Yağma (Gasp) Suçu TCK 148 ve devamındaki maddelerde düzenlenen ve Mal varlığına Karşı İşlenen Suçlar başlığı altında düzenlenen bir suç tipidir. Yağma suçu (Gasp Suçu) bileşik eski tabire göre mürekkep suç kabul edilir. Bunun anlamı yağma suçunun, hırsızlık ile cebir ya da tehdit suçlarının bir arada meydana gelmesiyle gasp etmenin gerçekleşeceğidir.
Yağma (Gasp) Suçunun Oluşması
Yağma (Gasp) suçunun oluşması için bir kişinin bir başkasının, kendisine veya yakınına zarar vermek, vücut veya cinsel dokunulmazlığına saldırıda bulunulacağına ya da malvarlığına zarar verileceğine bahisle tehdit edilmesi veya cebir kullanılması sonucu; bir malı teslim etmeye zorlamak veya malın alınmasına karşı koymamaya mecbur eden kişi cebir suçu işlemiş (gasp etmiş) olur. Gasp etmek bir malın alınması şeklinde olabileceği gibi bir senedin imzalanması, senet haline getirilebilecek bir kağıdı imzalatmak veya varolan senetleri yok etme şeklinde de karşımıza çıkabilir.

━━━━━━━━━━━━━━━━━━━━

**Alıştırma görevi 1**
Yağma suçu hakkındaki metne göre kısaca cevaplayın:
(a) Yağma suçu TCK'nın hangi maddesinde ve devamında düzenlenir?
(b) Eski tabire göre yağma suçu nasıl bir suç kabul edilir?
(c) Gasp etmek, bir malın alınması dışında hangi şekillerde karşımıza çıkabilir?
Metin ile kayıtlar arasında herhangi bir bağlantı yoktur.

━━━━━━━━━━━━━━━━━━━━

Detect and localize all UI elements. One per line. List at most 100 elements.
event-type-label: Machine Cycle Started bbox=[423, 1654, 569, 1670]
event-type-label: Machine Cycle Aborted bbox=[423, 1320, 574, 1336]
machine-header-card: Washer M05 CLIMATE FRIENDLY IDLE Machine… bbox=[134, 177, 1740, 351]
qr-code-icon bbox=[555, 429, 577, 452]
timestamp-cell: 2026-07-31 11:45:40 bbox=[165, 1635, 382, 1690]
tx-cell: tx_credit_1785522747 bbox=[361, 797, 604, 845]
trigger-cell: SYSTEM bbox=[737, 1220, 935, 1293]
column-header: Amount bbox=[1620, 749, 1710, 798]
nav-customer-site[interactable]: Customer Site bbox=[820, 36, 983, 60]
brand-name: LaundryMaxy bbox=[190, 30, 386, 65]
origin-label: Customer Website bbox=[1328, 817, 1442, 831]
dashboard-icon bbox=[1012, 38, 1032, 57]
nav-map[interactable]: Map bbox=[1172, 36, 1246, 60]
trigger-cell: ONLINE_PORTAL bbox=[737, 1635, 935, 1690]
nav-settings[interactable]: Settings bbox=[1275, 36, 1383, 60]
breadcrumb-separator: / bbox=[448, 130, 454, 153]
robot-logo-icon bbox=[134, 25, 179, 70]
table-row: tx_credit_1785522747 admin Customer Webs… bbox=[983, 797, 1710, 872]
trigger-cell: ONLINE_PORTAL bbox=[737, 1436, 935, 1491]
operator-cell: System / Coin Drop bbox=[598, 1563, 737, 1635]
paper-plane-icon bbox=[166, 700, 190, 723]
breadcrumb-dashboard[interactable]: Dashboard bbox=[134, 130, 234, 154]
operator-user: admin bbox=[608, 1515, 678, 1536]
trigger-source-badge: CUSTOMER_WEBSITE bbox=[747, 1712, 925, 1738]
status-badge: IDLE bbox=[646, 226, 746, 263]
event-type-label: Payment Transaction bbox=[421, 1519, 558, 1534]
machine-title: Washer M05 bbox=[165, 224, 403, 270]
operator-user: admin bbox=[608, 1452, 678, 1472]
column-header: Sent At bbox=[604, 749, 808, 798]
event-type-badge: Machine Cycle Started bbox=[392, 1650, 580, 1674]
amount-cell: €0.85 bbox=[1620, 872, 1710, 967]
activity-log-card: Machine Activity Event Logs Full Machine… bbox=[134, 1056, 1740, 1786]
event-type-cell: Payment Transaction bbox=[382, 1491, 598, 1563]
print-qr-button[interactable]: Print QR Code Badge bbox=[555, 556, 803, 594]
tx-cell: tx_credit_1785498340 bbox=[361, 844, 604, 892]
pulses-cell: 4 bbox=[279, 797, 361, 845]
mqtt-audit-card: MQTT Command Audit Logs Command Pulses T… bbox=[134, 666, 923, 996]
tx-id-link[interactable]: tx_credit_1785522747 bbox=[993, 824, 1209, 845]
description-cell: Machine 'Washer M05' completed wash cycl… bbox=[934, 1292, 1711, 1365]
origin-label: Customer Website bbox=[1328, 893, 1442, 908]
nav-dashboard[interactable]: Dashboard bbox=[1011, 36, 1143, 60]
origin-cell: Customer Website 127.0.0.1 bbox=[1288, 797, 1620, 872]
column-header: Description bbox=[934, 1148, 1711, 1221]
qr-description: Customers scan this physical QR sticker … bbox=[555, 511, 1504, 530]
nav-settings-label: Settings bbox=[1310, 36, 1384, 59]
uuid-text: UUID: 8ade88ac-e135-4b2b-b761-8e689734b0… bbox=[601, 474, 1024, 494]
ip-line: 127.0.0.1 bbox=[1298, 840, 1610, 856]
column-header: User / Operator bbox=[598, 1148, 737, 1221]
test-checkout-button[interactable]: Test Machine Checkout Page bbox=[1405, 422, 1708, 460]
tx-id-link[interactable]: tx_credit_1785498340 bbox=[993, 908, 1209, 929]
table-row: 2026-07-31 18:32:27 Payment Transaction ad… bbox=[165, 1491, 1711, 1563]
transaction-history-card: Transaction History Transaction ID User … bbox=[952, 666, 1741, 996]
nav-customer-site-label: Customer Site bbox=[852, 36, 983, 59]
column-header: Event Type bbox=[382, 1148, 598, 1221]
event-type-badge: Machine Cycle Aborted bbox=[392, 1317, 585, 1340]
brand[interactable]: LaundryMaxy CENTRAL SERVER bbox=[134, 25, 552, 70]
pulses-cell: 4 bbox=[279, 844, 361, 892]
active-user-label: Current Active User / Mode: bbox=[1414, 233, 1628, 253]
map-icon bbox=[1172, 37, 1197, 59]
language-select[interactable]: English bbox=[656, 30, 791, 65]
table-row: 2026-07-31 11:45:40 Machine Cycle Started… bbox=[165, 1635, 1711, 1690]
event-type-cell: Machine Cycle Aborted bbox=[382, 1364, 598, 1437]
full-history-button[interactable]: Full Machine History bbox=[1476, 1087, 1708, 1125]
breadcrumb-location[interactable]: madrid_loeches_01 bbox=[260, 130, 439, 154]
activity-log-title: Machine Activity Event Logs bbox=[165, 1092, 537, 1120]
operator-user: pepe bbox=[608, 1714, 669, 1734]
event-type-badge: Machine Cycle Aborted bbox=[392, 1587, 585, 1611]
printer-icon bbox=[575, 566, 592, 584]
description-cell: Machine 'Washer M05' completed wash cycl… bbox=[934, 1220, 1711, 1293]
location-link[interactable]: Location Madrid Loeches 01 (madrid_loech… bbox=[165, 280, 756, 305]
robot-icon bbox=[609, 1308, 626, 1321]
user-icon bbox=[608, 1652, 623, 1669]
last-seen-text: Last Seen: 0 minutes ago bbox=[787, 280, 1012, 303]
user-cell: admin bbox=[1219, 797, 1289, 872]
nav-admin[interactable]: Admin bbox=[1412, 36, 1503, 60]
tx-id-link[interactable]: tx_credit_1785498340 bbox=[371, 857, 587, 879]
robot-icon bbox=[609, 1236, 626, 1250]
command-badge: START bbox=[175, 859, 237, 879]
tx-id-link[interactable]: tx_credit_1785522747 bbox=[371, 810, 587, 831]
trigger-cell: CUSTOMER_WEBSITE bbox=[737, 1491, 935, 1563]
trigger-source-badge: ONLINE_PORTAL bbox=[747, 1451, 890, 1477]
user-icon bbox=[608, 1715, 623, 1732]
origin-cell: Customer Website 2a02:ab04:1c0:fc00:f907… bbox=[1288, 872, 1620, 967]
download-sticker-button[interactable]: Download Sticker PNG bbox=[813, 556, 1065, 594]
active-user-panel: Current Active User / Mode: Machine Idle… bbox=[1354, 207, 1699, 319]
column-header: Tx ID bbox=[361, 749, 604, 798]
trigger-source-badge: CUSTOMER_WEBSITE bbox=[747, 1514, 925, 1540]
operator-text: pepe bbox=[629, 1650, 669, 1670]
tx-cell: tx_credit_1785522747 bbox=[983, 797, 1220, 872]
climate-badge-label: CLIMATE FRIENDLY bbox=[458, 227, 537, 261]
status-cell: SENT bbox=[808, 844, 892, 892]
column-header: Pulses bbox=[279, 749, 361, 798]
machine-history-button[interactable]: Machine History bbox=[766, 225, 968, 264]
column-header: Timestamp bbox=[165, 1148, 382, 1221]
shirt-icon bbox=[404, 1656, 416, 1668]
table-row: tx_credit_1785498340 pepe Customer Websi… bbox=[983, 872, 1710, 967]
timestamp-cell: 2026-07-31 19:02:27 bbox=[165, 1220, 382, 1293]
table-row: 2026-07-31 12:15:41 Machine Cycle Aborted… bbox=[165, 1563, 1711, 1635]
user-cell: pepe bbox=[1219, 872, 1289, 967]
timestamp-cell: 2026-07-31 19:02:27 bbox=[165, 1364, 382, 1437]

━━━━━━━━━━━━━━━━━━━━

**Alıştırma görevi 2**
Kayıtların başından "machine-header-card: Washer M05" geçen satıra kadar, iki uç da dahil olmak üzere, satırları hiç değiştirmeden çıkarın.

**Yazılı cevap 1**
(a) 148. madde ve devamındaki maddelerde.
(b) Mürekkep suç.
(c) Bir senedin imzalanması, senet haline getirilebilecek bir kağıdı imzalatmak veya varolan senetleri yok etme şeklinde.

**Yazılı cevap 2**
Detect and localize all UI elements. One per line. List at most 100 elements.
event-type-label: Machine Cycle Started bbox=[423, 1654, 569, 1670]
event-type-label: Machine Cycle Aborted bbox=[423, 1320, 574, 1336]
machine-header-card: Washer M05 CLIMATE FRIENDLY IDLE Machine… bbox=[134, 177, 1740, 351]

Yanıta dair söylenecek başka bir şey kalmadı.